GIVEN EXERCISE - From the material below, list every line containing "name".

SUPPLIED DATA -
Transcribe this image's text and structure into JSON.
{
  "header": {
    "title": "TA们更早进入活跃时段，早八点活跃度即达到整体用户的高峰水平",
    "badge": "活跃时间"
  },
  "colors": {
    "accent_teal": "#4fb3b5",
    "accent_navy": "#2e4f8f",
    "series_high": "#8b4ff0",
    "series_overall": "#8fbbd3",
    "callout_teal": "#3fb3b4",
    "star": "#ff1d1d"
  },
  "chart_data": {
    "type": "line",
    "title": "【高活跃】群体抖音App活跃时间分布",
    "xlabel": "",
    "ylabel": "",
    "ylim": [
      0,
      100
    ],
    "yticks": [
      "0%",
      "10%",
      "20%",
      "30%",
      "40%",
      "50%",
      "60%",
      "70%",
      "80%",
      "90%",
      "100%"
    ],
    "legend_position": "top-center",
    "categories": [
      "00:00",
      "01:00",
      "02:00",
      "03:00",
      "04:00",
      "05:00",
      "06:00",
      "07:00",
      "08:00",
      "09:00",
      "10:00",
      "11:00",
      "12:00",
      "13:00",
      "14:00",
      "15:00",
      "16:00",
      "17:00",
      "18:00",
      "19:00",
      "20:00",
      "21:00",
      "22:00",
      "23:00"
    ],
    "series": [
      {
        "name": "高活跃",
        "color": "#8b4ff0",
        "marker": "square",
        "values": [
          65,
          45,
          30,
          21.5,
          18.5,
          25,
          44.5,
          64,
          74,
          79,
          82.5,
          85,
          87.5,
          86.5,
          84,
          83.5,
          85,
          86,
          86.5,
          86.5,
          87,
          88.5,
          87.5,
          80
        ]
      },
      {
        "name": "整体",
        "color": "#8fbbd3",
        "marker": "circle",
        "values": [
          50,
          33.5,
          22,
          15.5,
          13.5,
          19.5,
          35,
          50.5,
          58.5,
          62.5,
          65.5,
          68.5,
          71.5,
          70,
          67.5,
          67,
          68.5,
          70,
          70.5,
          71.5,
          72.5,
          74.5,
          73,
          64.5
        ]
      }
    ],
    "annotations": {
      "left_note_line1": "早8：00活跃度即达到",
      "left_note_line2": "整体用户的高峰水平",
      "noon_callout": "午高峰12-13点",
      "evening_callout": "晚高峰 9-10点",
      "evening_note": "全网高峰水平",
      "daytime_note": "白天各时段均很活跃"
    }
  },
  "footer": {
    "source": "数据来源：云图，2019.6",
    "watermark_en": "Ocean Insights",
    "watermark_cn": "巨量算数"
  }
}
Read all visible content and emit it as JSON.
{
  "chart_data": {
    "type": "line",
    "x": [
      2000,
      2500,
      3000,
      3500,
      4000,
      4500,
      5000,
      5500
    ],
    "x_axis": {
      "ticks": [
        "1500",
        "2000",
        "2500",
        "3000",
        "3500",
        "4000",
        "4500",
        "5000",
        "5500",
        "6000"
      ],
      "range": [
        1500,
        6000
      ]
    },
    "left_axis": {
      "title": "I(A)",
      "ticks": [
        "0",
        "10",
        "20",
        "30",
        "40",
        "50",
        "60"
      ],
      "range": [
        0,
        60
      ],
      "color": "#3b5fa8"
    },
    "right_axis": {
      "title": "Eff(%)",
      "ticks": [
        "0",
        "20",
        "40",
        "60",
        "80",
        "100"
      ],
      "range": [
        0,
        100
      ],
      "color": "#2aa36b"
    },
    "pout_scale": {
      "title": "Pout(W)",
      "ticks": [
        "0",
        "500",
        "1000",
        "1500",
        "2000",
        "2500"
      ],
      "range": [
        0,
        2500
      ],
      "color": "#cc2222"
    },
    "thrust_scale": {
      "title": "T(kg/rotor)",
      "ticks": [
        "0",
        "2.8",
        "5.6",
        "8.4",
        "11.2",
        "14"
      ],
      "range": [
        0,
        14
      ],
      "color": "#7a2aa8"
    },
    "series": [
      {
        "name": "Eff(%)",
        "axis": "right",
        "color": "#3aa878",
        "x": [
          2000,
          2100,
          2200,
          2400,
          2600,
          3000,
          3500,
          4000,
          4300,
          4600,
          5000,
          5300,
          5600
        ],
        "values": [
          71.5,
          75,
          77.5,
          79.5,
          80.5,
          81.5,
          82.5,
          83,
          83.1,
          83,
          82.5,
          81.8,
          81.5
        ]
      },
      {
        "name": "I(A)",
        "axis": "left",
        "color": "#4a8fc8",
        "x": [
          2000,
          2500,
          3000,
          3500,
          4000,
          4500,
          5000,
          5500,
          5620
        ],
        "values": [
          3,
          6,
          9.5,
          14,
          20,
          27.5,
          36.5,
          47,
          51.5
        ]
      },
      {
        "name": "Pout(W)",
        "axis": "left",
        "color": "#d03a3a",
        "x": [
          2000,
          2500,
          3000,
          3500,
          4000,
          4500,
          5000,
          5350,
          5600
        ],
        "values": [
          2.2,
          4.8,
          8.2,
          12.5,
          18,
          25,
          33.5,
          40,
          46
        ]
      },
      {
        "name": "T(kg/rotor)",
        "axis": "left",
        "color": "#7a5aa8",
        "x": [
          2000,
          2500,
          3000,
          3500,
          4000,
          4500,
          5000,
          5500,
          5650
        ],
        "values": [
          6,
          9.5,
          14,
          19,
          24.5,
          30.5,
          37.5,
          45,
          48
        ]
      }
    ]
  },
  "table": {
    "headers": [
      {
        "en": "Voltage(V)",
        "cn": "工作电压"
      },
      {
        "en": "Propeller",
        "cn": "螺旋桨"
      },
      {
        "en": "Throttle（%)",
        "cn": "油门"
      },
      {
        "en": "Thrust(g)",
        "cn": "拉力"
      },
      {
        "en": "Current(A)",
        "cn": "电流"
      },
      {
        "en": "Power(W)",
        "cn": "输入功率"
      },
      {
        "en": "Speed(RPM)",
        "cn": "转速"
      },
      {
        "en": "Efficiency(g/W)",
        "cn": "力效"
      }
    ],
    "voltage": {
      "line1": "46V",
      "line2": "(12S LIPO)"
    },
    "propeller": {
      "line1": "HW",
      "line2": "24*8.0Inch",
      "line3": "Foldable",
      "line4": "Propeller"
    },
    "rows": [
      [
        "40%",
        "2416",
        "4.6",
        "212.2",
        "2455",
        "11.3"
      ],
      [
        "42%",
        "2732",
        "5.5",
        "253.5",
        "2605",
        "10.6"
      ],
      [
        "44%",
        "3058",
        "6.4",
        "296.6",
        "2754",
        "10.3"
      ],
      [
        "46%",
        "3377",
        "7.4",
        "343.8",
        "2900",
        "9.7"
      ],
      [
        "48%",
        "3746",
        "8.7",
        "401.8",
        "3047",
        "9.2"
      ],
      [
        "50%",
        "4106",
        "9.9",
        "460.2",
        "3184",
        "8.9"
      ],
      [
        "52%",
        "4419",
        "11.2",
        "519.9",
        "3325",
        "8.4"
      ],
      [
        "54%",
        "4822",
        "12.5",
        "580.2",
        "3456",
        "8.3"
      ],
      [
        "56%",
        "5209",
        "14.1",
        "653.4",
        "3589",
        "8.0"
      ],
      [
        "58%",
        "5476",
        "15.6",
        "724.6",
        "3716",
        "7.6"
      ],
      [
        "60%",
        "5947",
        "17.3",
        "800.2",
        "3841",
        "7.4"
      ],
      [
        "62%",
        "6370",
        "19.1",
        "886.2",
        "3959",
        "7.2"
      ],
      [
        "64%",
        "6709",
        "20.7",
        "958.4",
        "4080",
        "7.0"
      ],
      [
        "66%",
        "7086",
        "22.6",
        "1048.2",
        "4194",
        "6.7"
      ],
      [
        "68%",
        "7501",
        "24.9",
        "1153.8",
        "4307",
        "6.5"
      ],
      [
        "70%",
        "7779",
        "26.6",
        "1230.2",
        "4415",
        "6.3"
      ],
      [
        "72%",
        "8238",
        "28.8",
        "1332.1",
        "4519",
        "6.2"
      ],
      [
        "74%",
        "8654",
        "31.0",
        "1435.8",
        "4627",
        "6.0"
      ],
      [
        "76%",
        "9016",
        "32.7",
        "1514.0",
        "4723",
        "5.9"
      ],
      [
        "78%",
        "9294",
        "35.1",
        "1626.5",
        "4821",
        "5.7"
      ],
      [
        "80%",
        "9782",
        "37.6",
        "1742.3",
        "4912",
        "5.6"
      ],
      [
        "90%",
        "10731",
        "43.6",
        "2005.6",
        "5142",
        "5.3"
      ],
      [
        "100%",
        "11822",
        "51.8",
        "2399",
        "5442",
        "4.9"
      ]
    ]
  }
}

SOLUTION FOR THIS TASK -
        "name": "高活跃",
        "name": "整体",
        "name": "Eff(%)",
        "name": "I(A)",
        "name": "Pout(W)",
        "name": "T(kg/rotor)",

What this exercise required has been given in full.